▸ **What to work on**:
Which lines contain the word "Ranges"? Return each of them as written.

▸ **Entries supplied**:
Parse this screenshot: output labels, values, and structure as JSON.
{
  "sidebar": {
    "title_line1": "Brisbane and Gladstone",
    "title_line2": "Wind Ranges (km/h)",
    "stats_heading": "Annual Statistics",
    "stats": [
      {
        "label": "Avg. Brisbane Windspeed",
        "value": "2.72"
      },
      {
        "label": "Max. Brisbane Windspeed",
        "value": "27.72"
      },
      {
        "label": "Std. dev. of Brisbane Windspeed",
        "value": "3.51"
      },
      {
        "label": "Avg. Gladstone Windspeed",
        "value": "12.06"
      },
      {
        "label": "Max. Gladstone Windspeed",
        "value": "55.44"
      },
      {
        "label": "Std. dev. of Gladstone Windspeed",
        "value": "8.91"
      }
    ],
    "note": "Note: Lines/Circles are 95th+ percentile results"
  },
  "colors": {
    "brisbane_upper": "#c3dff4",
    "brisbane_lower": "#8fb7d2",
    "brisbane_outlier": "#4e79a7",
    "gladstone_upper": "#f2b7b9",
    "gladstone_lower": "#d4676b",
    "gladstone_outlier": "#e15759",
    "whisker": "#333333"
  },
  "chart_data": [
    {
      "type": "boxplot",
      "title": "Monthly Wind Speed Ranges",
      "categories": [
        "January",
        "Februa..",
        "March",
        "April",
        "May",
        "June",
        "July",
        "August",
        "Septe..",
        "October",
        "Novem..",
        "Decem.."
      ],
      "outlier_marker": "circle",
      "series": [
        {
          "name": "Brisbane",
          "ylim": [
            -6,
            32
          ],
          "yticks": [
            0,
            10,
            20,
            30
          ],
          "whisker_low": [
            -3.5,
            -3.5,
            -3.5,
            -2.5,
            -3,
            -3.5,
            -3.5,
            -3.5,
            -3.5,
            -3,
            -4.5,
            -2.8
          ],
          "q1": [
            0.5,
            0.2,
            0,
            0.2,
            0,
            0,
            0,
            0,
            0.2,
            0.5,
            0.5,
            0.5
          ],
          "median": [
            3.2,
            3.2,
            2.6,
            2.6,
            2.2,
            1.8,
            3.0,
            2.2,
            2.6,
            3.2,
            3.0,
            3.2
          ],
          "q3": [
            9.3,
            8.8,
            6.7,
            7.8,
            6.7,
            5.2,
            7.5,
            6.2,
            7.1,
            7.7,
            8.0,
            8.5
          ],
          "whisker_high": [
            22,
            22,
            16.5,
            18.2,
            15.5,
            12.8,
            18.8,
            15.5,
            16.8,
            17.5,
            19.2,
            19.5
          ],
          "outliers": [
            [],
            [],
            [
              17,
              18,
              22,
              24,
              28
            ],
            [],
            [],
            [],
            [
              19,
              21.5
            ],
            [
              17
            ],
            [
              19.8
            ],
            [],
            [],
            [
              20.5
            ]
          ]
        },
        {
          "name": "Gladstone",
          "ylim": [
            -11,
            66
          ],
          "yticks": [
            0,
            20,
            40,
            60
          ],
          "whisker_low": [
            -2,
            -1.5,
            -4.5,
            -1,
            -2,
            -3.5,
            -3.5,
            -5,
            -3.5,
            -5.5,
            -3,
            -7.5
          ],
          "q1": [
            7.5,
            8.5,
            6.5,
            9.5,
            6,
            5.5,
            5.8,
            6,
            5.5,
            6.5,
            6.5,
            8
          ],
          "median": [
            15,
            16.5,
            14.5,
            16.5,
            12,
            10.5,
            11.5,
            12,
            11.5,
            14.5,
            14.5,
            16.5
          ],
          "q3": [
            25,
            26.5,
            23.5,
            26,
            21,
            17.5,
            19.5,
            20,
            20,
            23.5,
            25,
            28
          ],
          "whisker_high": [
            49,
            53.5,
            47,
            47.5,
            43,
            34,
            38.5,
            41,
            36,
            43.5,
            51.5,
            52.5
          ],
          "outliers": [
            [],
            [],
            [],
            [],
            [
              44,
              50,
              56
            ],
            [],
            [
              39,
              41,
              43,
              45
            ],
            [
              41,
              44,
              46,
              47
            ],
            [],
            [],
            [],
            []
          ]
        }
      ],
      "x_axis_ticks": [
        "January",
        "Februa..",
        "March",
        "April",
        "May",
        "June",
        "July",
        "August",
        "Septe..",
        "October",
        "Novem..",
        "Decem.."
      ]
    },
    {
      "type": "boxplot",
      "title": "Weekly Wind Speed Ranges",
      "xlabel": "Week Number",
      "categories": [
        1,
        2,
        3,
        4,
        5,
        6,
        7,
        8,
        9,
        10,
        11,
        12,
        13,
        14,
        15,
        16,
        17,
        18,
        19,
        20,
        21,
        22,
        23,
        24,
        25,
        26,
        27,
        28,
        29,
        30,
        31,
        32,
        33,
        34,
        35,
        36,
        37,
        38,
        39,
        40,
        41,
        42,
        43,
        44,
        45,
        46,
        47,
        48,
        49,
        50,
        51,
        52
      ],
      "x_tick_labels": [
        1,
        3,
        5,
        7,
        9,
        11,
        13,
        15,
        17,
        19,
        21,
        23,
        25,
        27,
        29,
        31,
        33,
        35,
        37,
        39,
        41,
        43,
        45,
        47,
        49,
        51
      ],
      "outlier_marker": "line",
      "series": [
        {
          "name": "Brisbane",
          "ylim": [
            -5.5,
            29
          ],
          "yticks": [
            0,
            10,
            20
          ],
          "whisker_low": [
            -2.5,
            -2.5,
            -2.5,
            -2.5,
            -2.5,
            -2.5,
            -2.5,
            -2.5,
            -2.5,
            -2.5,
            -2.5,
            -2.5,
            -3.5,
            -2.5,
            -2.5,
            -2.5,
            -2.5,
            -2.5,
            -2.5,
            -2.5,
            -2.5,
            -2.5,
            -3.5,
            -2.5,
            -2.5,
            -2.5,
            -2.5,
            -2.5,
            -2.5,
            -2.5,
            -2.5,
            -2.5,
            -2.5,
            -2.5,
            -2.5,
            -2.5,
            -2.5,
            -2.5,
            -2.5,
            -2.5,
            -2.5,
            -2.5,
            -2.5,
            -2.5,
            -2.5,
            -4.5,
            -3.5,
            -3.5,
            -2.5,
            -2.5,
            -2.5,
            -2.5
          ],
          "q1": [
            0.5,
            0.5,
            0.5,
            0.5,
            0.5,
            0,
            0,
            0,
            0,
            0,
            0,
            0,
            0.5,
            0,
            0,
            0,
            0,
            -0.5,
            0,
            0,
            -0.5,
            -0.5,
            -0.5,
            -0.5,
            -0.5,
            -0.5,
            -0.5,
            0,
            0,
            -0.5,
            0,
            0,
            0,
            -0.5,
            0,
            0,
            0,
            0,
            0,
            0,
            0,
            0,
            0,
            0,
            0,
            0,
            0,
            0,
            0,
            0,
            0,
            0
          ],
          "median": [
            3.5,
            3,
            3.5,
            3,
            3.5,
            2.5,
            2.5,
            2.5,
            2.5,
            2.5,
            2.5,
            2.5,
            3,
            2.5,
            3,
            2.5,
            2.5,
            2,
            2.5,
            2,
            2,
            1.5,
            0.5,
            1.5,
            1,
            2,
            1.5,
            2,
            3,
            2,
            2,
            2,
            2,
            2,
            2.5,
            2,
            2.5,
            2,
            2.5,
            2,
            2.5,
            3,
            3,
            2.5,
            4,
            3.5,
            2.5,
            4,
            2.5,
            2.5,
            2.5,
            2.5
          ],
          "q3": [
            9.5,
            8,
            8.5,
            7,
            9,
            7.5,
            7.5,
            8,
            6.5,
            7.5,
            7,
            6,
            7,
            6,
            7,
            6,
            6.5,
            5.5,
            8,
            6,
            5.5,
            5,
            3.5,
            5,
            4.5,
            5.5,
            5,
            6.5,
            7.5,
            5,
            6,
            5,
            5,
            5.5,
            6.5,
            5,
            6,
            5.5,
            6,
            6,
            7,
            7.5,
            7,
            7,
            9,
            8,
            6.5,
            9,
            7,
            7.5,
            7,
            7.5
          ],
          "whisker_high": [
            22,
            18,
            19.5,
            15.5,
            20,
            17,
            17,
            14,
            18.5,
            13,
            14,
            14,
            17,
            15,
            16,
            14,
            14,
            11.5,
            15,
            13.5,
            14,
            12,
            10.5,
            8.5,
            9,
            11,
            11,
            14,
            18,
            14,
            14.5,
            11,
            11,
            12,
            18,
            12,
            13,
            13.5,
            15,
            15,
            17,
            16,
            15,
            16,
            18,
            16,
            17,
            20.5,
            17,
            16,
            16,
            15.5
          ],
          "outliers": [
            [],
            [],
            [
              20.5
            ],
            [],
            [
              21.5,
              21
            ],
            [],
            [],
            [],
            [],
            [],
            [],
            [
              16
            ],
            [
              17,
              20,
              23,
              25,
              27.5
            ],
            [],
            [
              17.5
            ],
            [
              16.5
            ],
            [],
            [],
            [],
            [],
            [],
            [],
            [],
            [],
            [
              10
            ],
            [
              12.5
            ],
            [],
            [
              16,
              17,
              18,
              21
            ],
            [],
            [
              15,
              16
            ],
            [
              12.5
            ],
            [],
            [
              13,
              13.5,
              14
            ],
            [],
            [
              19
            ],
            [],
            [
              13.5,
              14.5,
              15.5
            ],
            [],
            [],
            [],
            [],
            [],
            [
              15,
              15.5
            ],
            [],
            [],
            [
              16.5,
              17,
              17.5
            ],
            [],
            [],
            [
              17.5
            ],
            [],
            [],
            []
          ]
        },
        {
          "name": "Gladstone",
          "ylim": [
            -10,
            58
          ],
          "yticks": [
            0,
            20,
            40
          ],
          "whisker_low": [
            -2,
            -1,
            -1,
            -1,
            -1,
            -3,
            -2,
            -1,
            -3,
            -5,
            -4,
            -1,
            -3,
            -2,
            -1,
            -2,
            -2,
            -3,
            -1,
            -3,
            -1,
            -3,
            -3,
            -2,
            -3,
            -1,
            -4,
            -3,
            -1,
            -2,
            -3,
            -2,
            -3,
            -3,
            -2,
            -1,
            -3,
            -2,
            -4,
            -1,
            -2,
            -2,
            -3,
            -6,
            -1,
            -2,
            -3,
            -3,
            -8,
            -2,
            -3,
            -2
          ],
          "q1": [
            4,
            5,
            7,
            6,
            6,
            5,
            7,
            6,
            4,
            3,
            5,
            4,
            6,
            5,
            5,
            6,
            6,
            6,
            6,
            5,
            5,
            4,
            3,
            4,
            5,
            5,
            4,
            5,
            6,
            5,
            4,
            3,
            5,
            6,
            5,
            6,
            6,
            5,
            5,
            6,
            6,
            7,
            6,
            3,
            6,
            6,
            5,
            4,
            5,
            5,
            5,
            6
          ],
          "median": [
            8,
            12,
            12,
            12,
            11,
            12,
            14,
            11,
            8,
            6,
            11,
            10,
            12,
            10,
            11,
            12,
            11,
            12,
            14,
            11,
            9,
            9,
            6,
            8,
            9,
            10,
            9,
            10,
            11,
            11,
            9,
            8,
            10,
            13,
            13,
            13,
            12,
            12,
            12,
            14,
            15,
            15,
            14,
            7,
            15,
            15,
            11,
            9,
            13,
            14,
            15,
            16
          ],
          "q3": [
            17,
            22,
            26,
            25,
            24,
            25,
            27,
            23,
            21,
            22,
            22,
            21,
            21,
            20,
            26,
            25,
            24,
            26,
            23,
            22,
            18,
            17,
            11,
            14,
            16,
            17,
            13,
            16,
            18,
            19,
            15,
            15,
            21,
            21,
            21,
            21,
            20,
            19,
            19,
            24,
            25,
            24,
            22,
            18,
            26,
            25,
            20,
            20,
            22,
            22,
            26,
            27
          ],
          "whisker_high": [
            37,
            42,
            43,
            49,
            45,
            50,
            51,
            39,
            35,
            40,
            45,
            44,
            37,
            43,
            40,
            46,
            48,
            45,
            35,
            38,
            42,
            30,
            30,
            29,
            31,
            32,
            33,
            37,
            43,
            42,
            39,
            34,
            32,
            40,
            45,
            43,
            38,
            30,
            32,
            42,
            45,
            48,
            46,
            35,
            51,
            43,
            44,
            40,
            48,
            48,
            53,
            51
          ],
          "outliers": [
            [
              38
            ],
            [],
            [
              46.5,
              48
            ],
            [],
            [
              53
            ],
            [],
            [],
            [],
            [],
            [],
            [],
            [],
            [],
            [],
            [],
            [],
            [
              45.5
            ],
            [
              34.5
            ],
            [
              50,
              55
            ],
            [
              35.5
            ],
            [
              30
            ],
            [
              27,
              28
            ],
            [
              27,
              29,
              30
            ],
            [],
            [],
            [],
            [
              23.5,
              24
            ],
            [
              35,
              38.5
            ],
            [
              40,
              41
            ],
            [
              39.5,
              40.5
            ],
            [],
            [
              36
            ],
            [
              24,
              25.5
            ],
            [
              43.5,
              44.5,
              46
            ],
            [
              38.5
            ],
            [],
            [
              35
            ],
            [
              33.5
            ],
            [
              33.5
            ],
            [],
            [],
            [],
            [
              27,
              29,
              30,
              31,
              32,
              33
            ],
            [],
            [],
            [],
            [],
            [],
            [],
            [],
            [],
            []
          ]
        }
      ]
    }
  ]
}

▸ **Expected output**:
    "title_line2": "Wind Ranges (km/h)",
      "title": "Monthly Wind Speed Ranges",
      "title": "Weekly Wind Speed Ranges",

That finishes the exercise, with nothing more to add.